EXERCISE> Copy every line that mentions the word "bertambah".

----- SUPPLIED INFORMATION -----

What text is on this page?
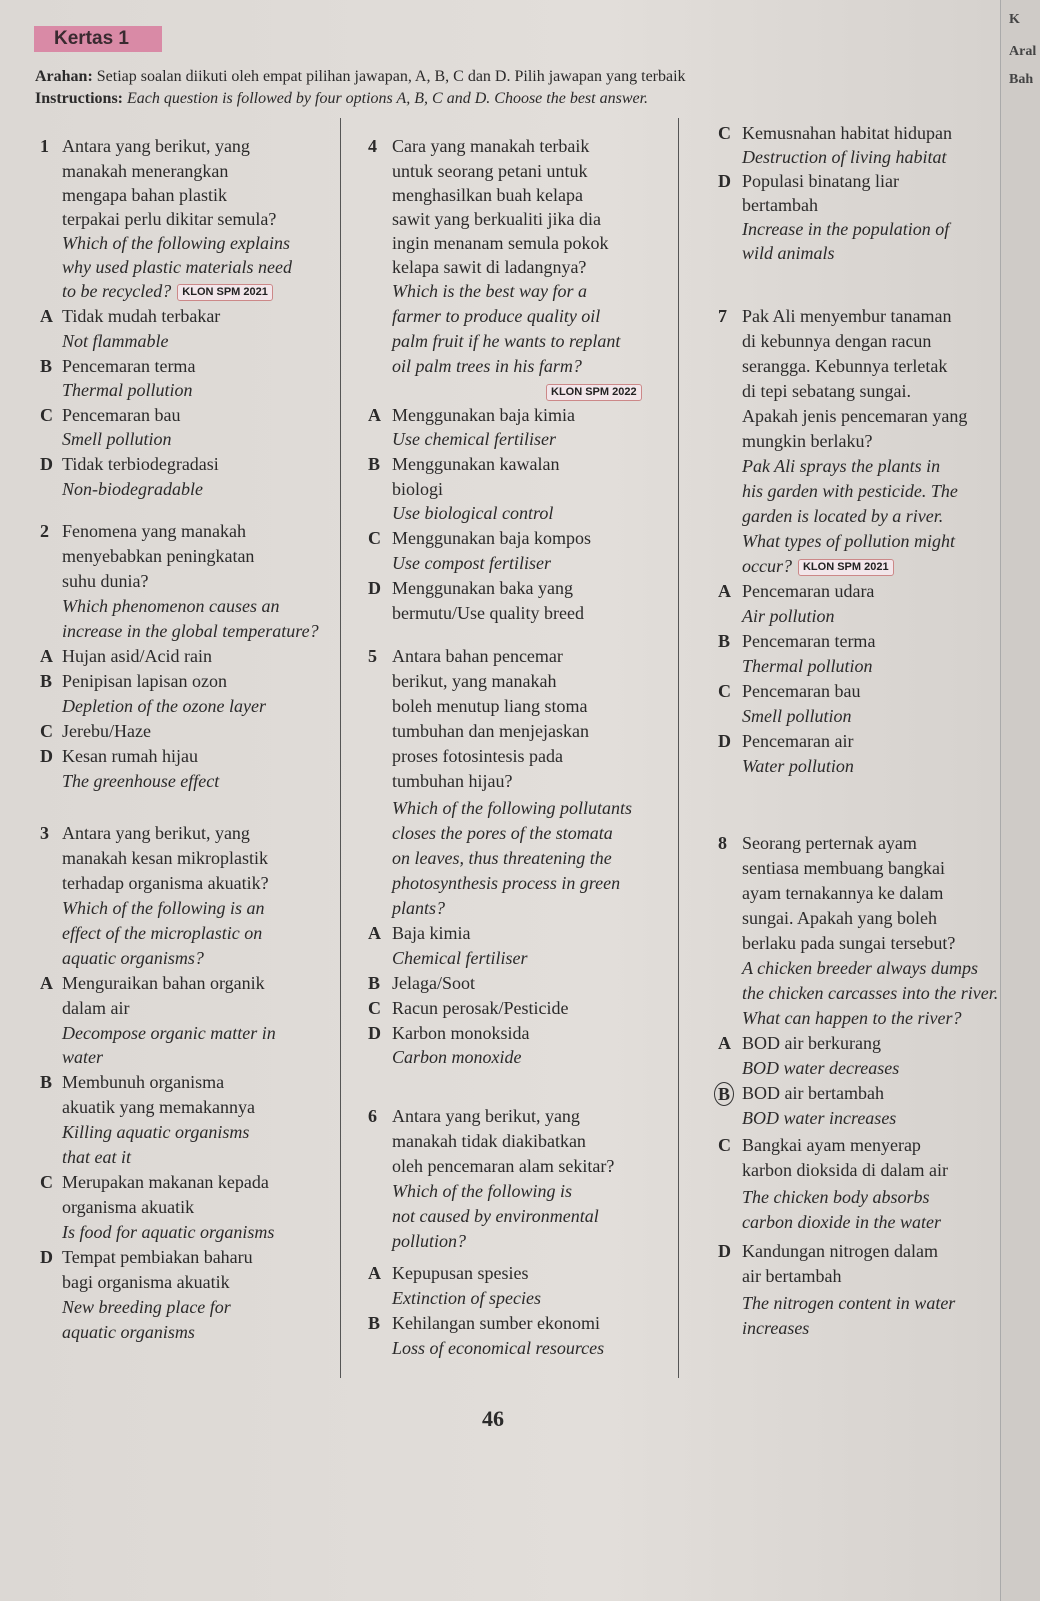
Kertas 1
Arahan: Setiap soalan diikuti oleh empat pilihan jawapan, A, B, C dan D. Pilih jawapan yang terbaik
Instructions: Each question is followed by four options A, B, C and D. Choose the best answer.
1 Antara yang berikut, yang
manakah menerangkan
mengapa bahan plastik
terpakai perlu dikitar semula?
Which of the following explains
why used plastic materials need
to be recycled? KLON SPM 2021
A Tidak mudah terbakar
Not flammable
B Pencemaran terma
Thermal pollution
C Pencemaran bau
Smell pollution
D Tidak terbiodegradasi
Non-biodegradable
2 Fenomena yang manakah
menyebabkan peningkatan
suhu dunia?
Which phenomenon causes an
increase in the global temperature?
A Hujan asid/Acid rain
B Penipisan lapisan ozon
Depletion of the ozone layer
C Jerebu/Haze
D Kesan rumah hijau
The greenhouse effect
3 Antara yang berikut, yang
manakah kesan mikroplastik
terhadap organisma akuatik?
Which of the following is an
effect of the microplastic on
aquatic organisms?
A Menguraikan bahan organik
dalam air
Decompose organic matter in
water
B Membunuh organisma
akuatik yang memakannya
Killing aquatic organisms
that eat it
C Merupakan makanan kepada
organisma akuatik
Is food for aquatic organisms
D Tempat pembiakan baharu
bagi organisma akuatik
New breeding place for
aquatic organisms
4 Cara yang manakah terbaik
untuk seorang petani untuk
menghasilkan buah kelapa
sawit yang berkualiti jika dia
ingin menanam semula pokok
kelapa sawit di ladangnya?
Which is the best way for a
farmer to produce quality oil
palm fruit if he wants to replant
oil palm trees in his farm?
KLON SPM 2022
A Menggunakan baja kimia
Use chemical fertiliser
B Menggunakan kawalan
biologi
Use biological control
C Menggunakan baja kompos
Use compost fertiliser
D Menggunakan baka yang
bermutu/Use quality breed
5 Antara bahan pencemar
berikut, yang manakah
boleh menutup liang stoma
tumbuhan dan menjejaskan
proses fotosintesis pada
tumbuhan hijau?
Which of the following pollutants
closes the pores of the stomata
on leaves, thus threatening the
photosynthesis process in green
plants?
A Baja kimia
Chemical fertiliser
B Jelaga/Soot
C Racun perosak/Pesticide
D Karbon monoksida
Carbon monoxide
6 Antara yang berikut, yang
manakah tidak diakibatkan
oleh pencemaran alam sekitar?
Which of the following is
not caused by environmental
pollution?
A Kepupusan spesies
Extinction of species
B Kehilangan sumber ekonomi
Loss of economical resources
C Kemusnahan habitat hidupan
Destruction of living habitat
D Populasi binatang liar
bertambah
Increase in the population of
wild animals
7 Pak Ali menyembur tanaman
di kebunnya dengan racun
serangga. Kebunnya terletak
di tepi sebatang sungai.
Apakah jenis pencemaran yang
mungkin berlaku?
Pak Ali sprays the plants in
his garden with pesticide. The
garden is located by a river.
What types of pollution might
occur? KLON SPM 2021
A Pencemaran udara
Air pollution
B Pencemaran terma
Thermal pollution
C Pencemaran bau
Smell pollution
D Pencemaran air
Water pollution
8 Seorang perternak ayam
sentiasa membuang bangkai
ayam ternakannya ke dalam
sungai. Apakah yang boleh
berlaku pada sungai tersebut?
A chicken breeder always dumps
the chicken carcasses into the river.
What can happen to the river?
A BOD air berkurang
BOD water decreases
B BOD air bertambah
BOD water increases
C Bangkai ayam menyerap
karbon dioksida di dalam air
The chicken body absorbs
carbon dioxide in the water
D Kandungan nitrogen dalam
air bertambah
The nitrogen content in water
increases
46
K
Aral
Bah
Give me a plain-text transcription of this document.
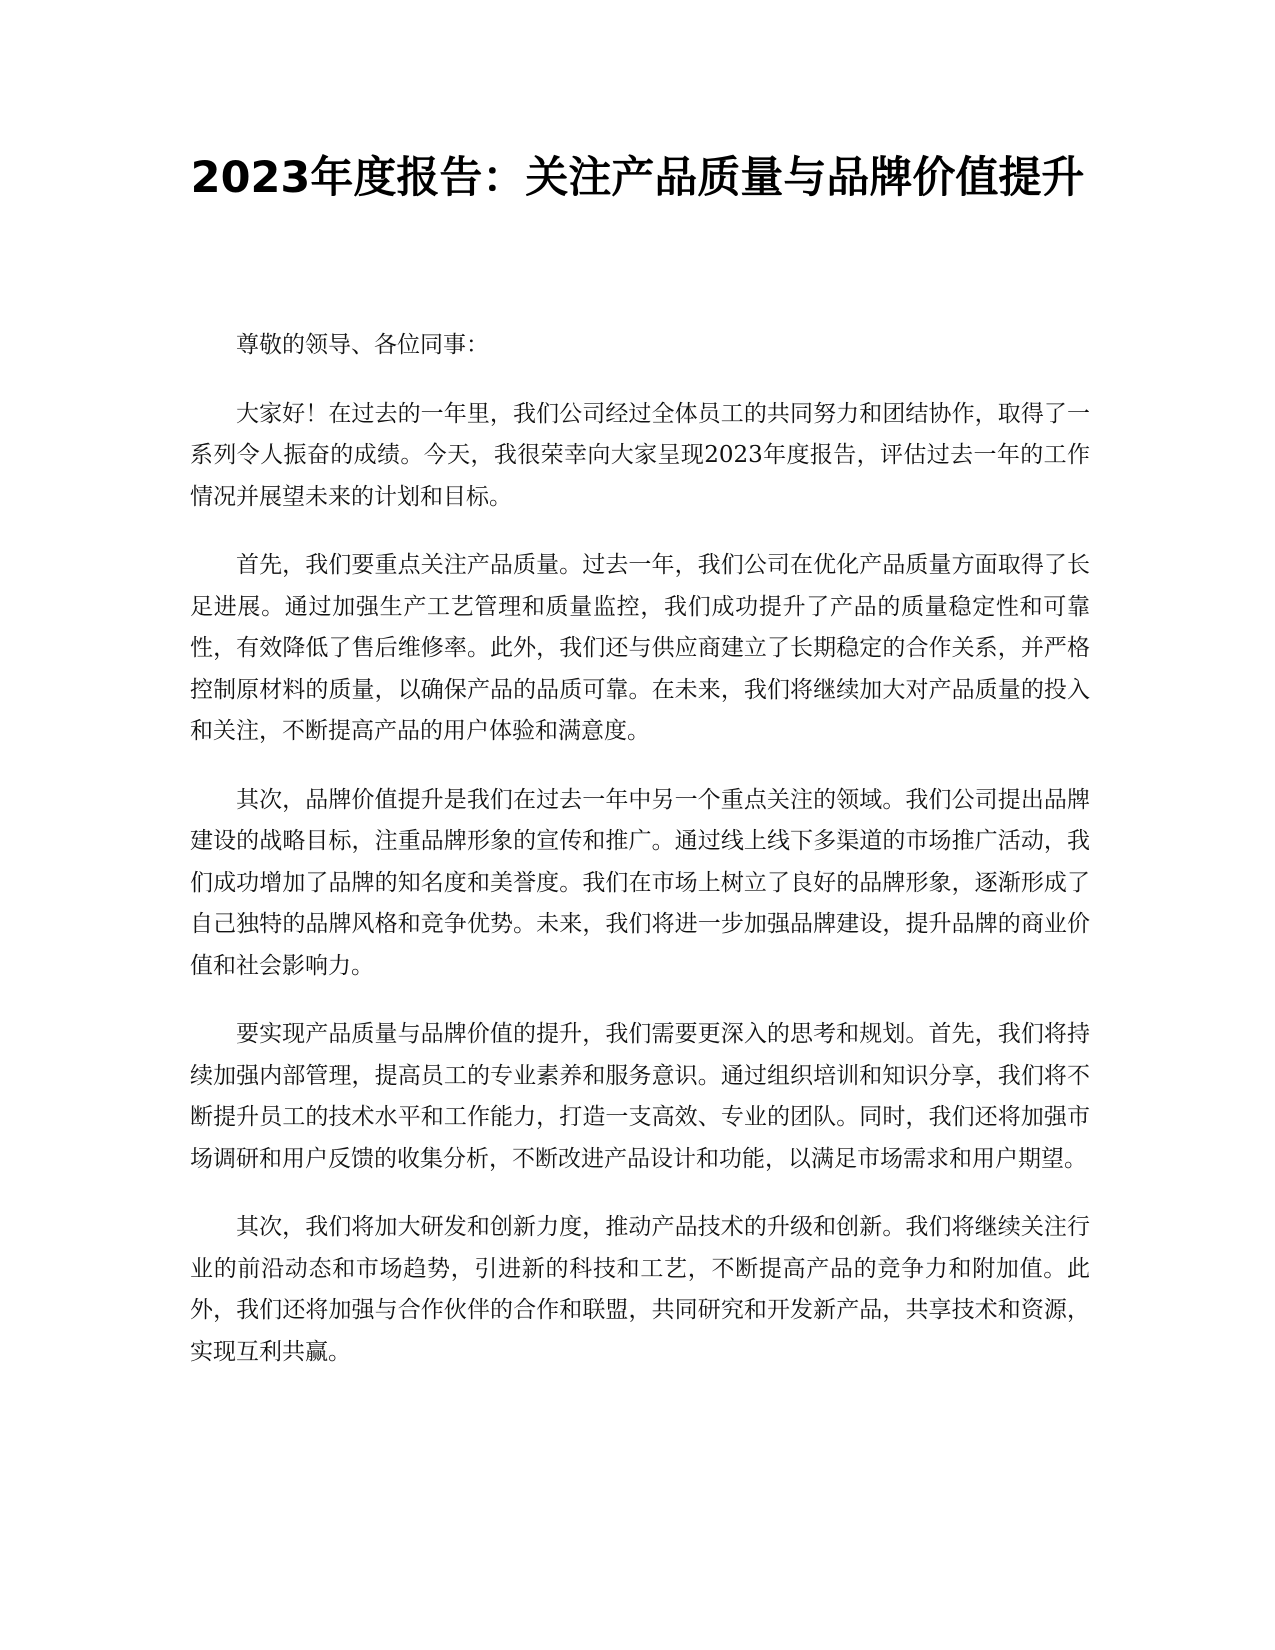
2023年度报告：关注产品质量与品牌价值提升

尊敬的领导、各位同事：

大家好！在过去的一年里，我们公司经过全体员工的共同努力和团结协作，取得了一系列令人振奋的成绩。今天，我很荣幸向大家呈现2023年度报告，评估过去一年的工作情况并展望未来的计划和目标。

首先，我们要重点关注产品质量。过去一年，我们公司在优化产品质量方面取得了长足进展。通过加强生产工艺管理和质量监控，我们成功提升了产品的质量稳定性和可靠性，有效降低了售后维修率。此外，我们还与供应商建立了长期稳定的合作关系，并严格控制原材料的质量，以确保产品的品质可靠。在未来，我们将继续加大对产品质量的投入和关注，不断提高产品的用户体验和满意度。

其次，品牌价值提升是我们在过去一年中另一个重点关注的领域。我们公司提出品牌建设的战略目标，注重品牌形象的宣传和推广。通过线上线下多渠道的市场推广活动，我们成功增加了品牌的知名度和美誉度。我们在市场上树立了良好的品牌形象，逐渐形成了自己独特的品牌风格和竞争优势。未来，我们将进一步加强品牌建设，提升品牌的商业价值和社会影响力。

要实现产品质量与品牌价值的提升，我们需要更深入的思考和规划。首先，我们将持续加强内部管理，提高员工的专业素养和服务意识。通过组织培训和知识分享，我们将不断提升员工的技术水平和工作能力，打造一支高效、专业的团队。同时，我们还将加强市场调研和用户反馈的收集分析，不断改进产品设计和功能，以满足市场需求和用户期望。

其次，我们将加大研发和创新力度，推动产品技术的升级和创新。我们将继续关注行业的前沿动态和市场趋势，引进新的科技和工艺，不断提高产品的竞争力和附加值。此外，我们还将加强与合作伙伴的合作和联盟，共同研究和开发新产品，共享技术和资源，实现互利共赢。
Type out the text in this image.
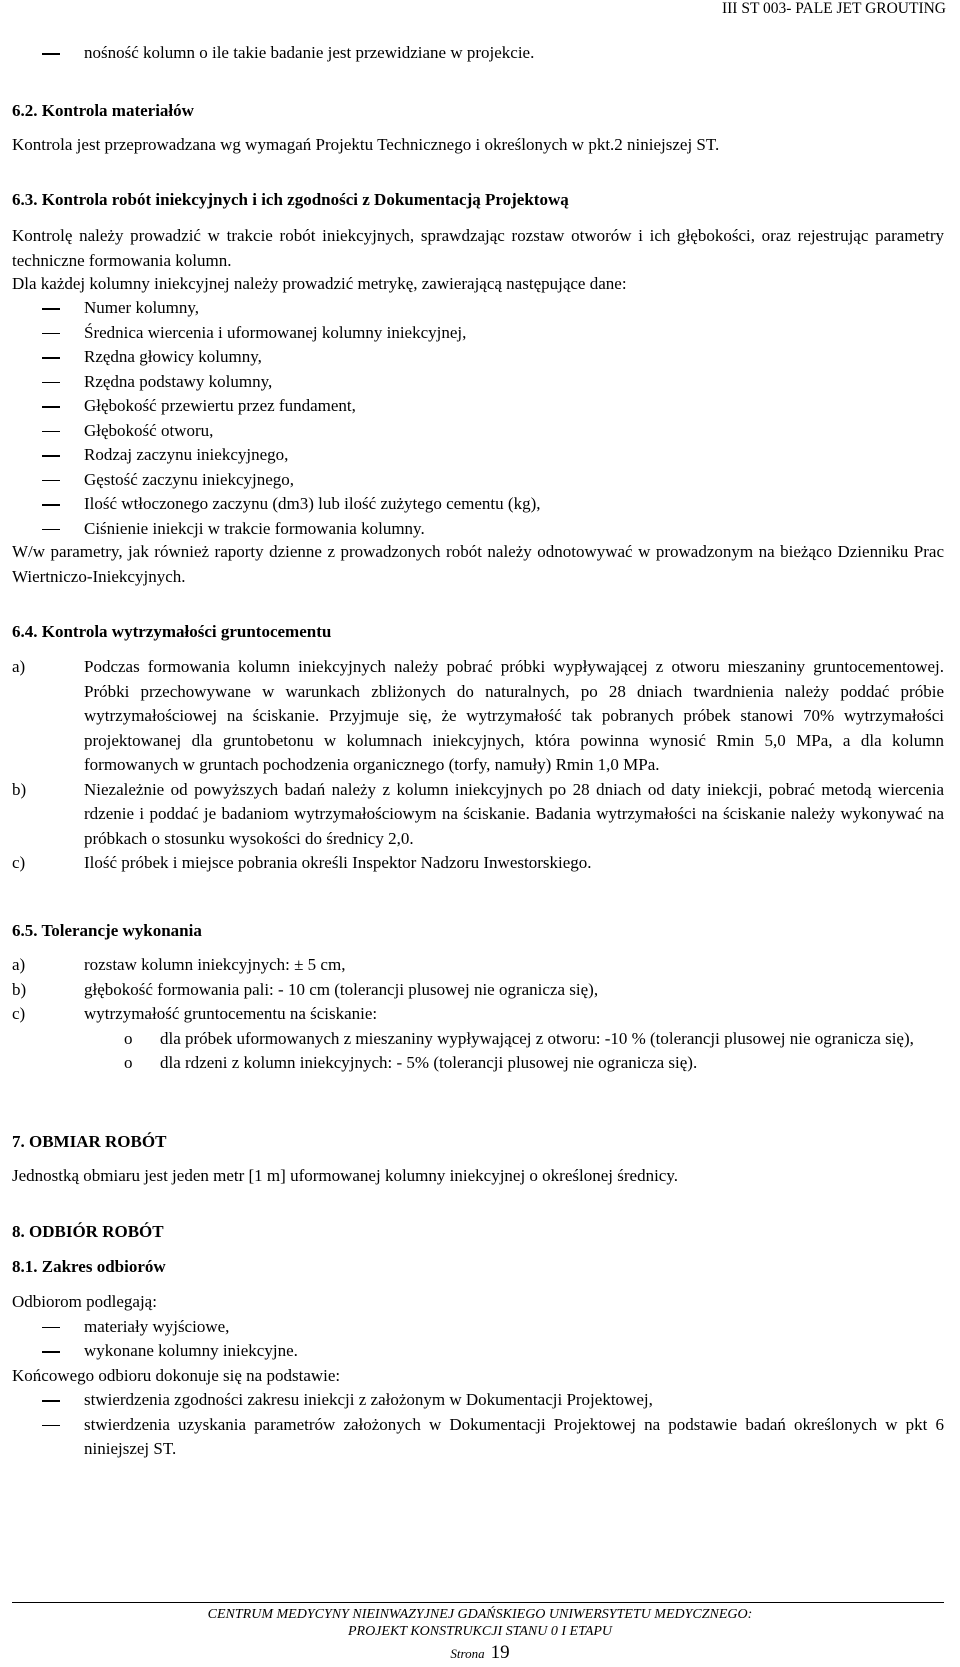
III ST 003- PALE JET GROUTING
nośność kolumn o ile takie badanie jest przewidziane w projekcie.
6.2. Kontrola materiałów
Kontrola jest przeprowadzana wg wymagań Projektu Technicznego i określonych w pkt.2 niniejszej ST.
6.3. Kontrola robót iniekcyjnych i ich zgodności z Dokumentacją Projektową
Kontrolę należy prowadzić w trakcie robót iniekcyjnych, sprawdzając rozstaw otworów i ich głębokości, oraz rejestrując parametry techniczne formowania kolumn.
Dla każdej kolumny iniekcyjnej należy prowadzić metrykę, zawierającą następujące dane:
Numer kolumny,
Średnica wiercenia i uformowanej kolumny iniekcyjnej,
Rzędna głowicy kolumny,
Rzędna podstawy kolumny,
Głębokość przewiertu przez fundament,
Głębokość otworu,
Rodzaj zaczynu iniekcyjnego,
Gęstość zaczynu iniekcyjnego,
Ilość wtłoczonego zaczynu (dm3) lub ilość zużytego cementu (kg),
Ciśnienie iniekcji w trakcie formowania kolumny.
W/w parametry, jak również raporty dzienne z prowadzonych robót należy odnotowywać w prowadzonym na bieżąco Dzienniku Prac Wiertniczo-Iniekcyjnych.
6.4. Kontrola wytrzymałości gruntocementu
a)	Podczas formowania kolumn iniekcyjnych należy pobrać próbki wypływającej z otworu mieszaniny gruntocementowej. Próbki przechowywane w warunkach zbliżonych do naturalnych, po 28 dniach twardnienia należy poddać próbie wytrzymałościowej na ściskanie. Przyjmuje się, że wytrzymałość tak pobranych próbek stanowi 70% wytrzymałości projektowanej dla gruntobetonu w kolumnach iniekcyjnych, która powinna wynosić Rmin 5,0 MPa, a dla kolumn formowanych w gruntach pochodzenia organicznego (torfy, namuły) Rmin 1,0 MPa.
b)	Niezależnie od powyższych badań należy z kolumn iniekcyjnych po 28 dniach od daty iniekcji, pobrać metodą wiercenia rdzenie i poddać je badaniom wytrzymałościowym na ściskanie. Badania wytrzymałości na ściskanie należy wykonywać na próbkach o stosunku wysokości do średnicy 2,0.
c)	Ilość próbek i miejsce pobrania określi Inspektor Nadzoru Inwestorskiego.
6.5. Tolerancje wykonania
a)	rozstaw kolumn iniekcyjnych: ± 5 cm,
b)	głębokość formowania pali: - 10 cm (tolerancji plusowej nie ogranicza się),
c)	wytrzymałość gruntocementu na ściskanie:
o dla próbek uformowanych z mieszaniny wypływającej z otworu: -10 % (tolerancji plusowej nie ogranicza się),
o dla rdzeni z kolumn iniekcyjnych: - 5% (tolerancji plusowej nie ogranicza się).
7. OBMIAR ROBÓT
Jednostką obmiaru jest jeden metr [1 m] uformowanej kolumny iniekcyjnej o określonej średnicy.
8. ODBIÓR ROBÓT
8.1. Zakres odbiorów
Odbiorom podlegają:
materiały wyjściowe,
wykonane kolumny iniekcyjne.
Końcowego odbioru dokonuje się na podstawie:
stwierdzenia zgodności zakresu iniekcji z założonym w Dokumentacji Projektowej,
stwierdzenia uzyskania parametrów założonych w Dokumentacji Projektowej na podstawie badań określonych w pkt 6 niniejszej ST.
CENTRUM MEDYCYNY NIEINWAZYJNEJ GDAŃSKIEGO UNIWERSYTETU MEDYCZNEGO:
PROJEKT KONSTRUKCJI STANU 0 I ETAPU
Strona 19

-----

SOLUTION TO THE EXERCISE>
bertambah
B BOD air bertambah
air bertambah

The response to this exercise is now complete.